*Task instructions:* Look for the string "Configuration" in the lines and copy each line that has it.

*Source data:*
_ _ _ _ _ _ _

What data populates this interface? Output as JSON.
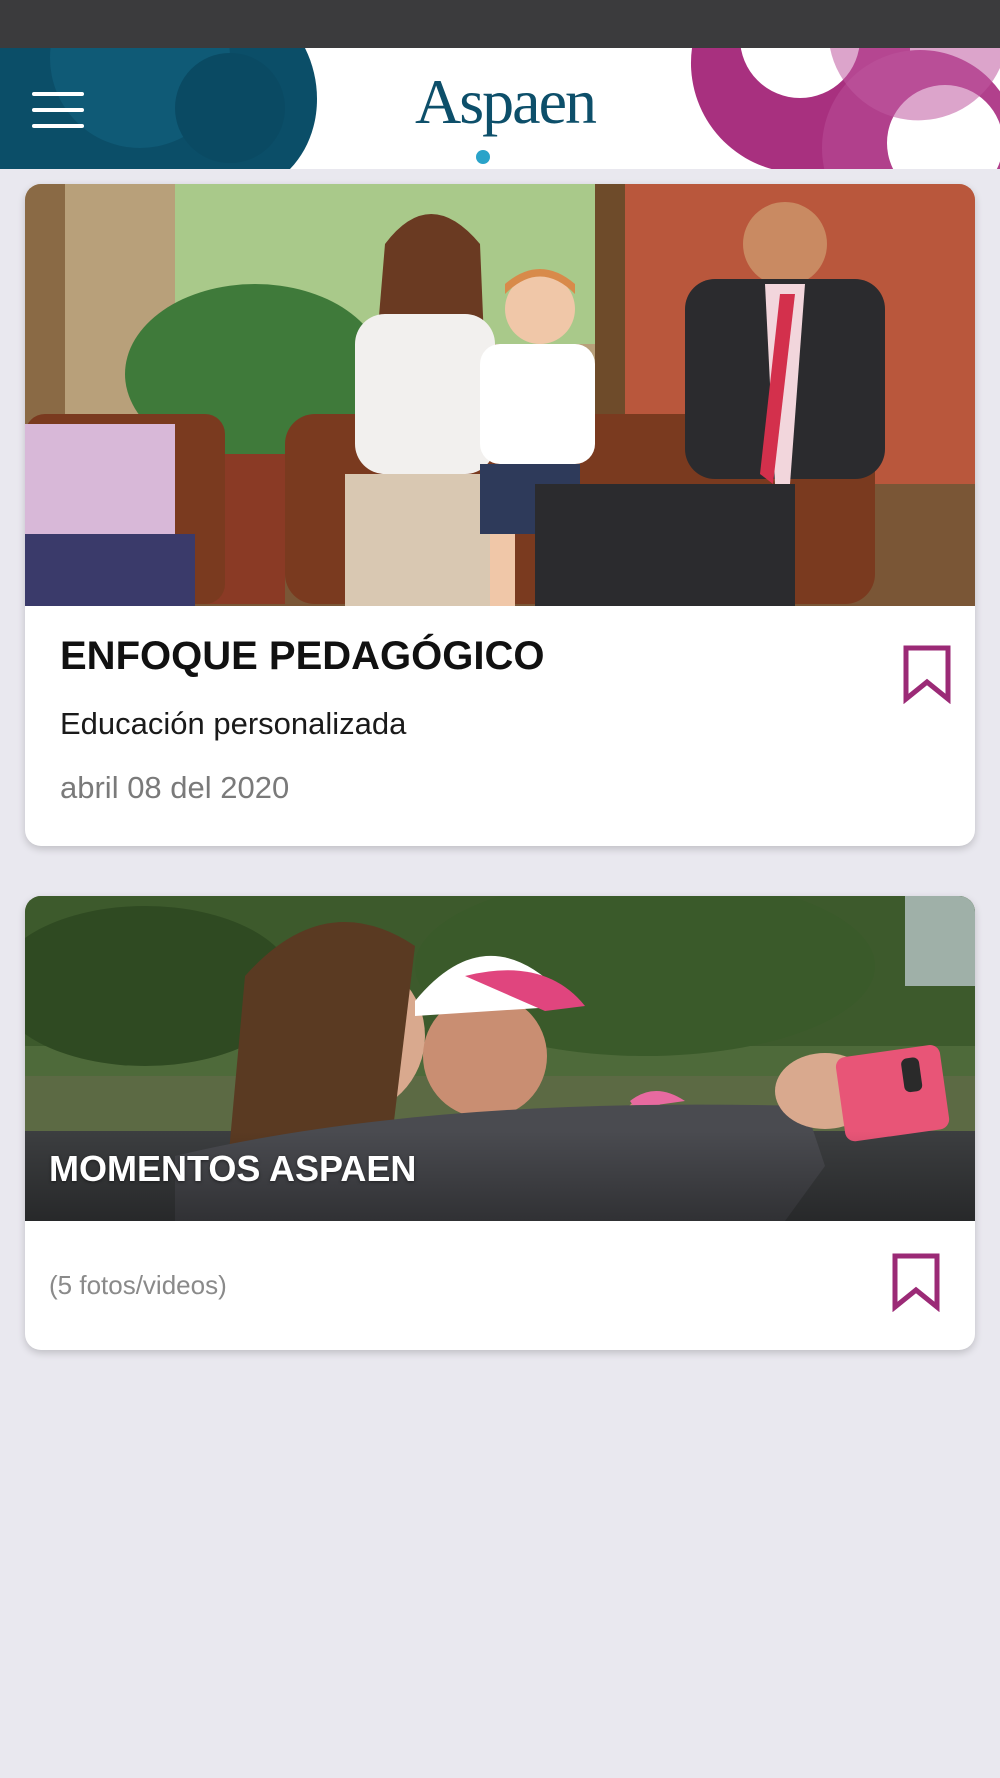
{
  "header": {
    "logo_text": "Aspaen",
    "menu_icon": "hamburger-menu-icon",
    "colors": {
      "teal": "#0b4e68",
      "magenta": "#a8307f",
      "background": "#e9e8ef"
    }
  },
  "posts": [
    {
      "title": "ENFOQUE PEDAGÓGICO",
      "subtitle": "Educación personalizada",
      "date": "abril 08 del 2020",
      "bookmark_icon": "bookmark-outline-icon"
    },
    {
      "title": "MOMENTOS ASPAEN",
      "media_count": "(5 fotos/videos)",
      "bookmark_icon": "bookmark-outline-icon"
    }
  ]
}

_ _ _ _ _ _ _

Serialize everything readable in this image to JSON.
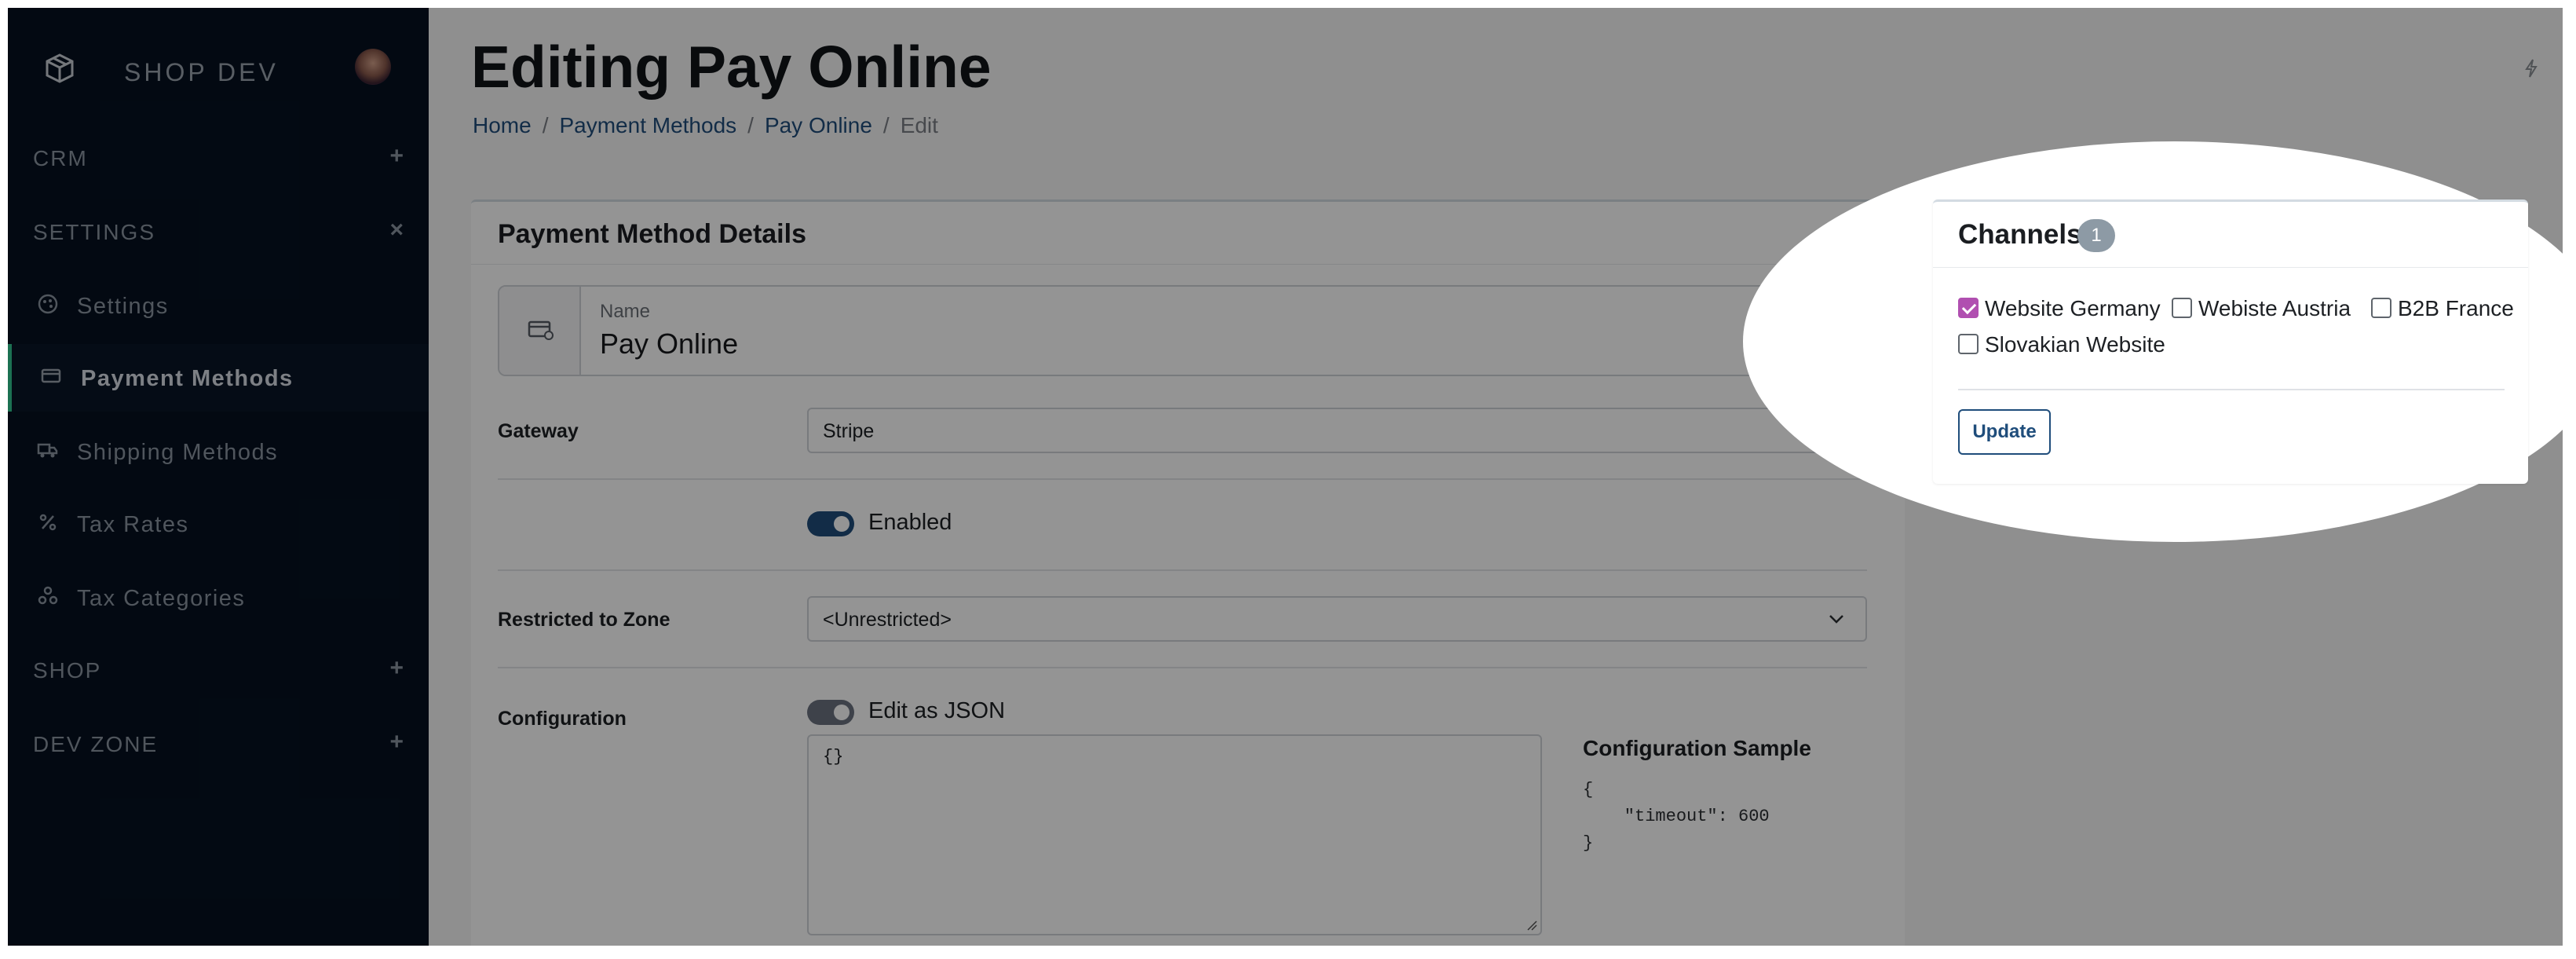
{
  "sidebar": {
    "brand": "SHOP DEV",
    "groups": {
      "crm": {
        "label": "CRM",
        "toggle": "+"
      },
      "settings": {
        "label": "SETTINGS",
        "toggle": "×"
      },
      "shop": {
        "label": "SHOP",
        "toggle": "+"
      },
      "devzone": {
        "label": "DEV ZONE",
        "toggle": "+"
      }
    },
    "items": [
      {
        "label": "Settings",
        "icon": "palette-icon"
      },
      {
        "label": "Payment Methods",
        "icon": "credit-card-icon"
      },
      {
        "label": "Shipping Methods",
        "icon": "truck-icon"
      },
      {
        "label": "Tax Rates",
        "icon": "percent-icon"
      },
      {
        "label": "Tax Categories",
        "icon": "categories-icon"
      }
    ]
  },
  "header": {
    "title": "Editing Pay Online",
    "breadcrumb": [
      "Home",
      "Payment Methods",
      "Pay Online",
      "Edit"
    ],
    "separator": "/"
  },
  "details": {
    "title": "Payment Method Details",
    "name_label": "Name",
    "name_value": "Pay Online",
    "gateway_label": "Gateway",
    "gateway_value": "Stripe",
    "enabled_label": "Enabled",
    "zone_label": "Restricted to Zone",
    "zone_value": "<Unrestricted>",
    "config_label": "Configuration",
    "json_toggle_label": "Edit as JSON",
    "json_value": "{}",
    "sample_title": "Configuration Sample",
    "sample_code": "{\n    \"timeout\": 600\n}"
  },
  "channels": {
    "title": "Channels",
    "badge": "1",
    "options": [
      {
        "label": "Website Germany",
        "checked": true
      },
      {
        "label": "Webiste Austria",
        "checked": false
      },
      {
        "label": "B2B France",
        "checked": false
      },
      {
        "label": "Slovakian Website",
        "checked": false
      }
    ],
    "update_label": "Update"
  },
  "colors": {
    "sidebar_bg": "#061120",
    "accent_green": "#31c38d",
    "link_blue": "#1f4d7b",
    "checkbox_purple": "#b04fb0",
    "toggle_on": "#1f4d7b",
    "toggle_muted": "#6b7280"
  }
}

_ _ _ _ _ _ _

*Task result:*
    "config_label": "Configuration",
    "sample_title": "Configuration Sample",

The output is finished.